[WHAT THE EXERCISE ASKS]
Scan the records for the word "Temperature". Copy each line that includes it.

--

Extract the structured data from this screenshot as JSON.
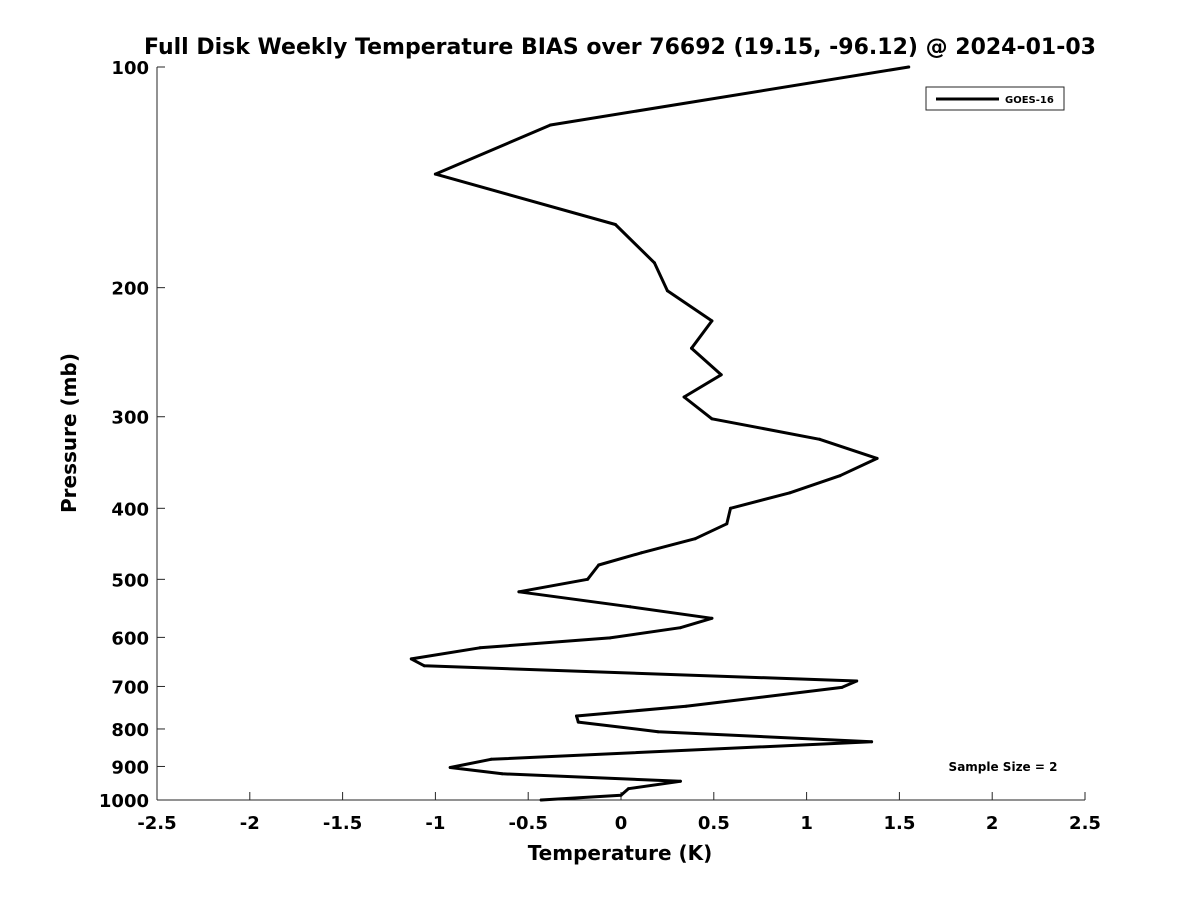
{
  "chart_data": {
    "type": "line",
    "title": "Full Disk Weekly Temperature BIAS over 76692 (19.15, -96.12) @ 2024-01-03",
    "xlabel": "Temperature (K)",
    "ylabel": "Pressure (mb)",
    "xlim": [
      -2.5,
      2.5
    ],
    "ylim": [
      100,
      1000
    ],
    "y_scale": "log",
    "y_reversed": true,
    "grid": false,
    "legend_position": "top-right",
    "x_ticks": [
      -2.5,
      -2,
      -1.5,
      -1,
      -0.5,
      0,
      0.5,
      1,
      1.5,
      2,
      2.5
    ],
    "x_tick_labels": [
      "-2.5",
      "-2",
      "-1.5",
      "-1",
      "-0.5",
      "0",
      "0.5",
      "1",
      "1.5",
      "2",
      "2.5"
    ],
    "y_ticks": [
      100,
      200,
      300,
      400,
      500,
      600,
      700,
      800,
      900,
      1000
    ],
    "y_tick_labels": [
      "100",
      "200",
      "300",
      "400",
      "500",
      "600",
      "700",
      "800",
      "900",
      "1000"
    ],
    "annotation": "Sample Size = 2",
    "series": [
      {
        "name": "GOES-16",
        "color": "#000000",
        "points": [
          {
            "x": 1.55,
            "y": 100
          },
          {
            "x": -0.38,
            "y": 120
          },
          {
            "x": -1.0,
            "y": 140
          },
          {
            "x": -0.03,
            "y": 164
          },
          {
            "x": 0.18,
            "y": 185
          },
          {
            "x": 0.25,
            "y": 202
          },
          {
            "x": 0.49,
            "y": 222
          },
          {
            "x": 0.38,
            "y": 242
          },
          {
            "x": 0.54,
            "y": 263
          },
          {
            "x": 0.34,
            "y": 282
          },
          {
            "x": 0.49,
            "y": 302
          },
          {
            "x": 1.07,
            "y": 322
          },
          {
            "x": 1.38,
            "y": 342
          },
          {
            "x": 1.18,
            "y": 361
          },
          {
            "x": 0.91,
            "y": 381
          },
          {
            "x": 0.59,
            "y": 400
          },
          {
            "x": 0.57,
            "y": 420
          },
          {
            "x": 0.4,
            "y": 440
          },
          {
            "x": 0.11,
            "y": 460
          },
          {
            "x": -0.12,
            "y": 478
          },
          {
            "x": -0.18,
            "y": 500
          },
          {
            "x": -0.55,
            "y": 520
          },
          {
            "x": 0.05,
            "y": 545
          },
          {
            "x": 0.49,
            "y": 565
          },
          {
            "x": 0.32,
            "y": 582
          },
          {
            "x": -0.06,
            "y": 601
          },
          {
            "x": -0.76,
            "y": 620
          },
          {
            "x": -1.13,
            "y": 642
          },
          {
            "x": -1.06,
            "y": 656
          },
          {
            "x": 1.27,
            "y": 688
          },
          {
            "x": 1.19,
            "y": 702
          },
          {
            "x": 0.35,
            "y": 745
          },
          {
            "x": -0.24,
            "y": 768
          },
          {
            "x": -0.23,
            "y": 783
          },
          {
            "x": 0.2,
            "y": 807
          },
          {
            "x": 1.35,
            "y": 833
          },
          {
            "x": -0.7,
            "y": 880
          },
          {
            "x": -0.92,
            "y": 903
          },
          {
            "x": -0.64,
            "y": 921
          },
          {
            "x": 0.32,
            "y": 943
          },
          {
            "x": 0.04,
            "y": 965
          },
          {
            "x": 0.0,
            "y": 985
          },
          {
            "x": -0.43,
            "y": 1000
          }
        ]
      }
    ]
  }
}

--

[ANSWER TO THIS TASK]
    "title": "Full Disk Weekly Temperature BIAS over 76692 (19.15, -96.12) @ 2024-01-03",
    "xlabel": "Temperature (K)",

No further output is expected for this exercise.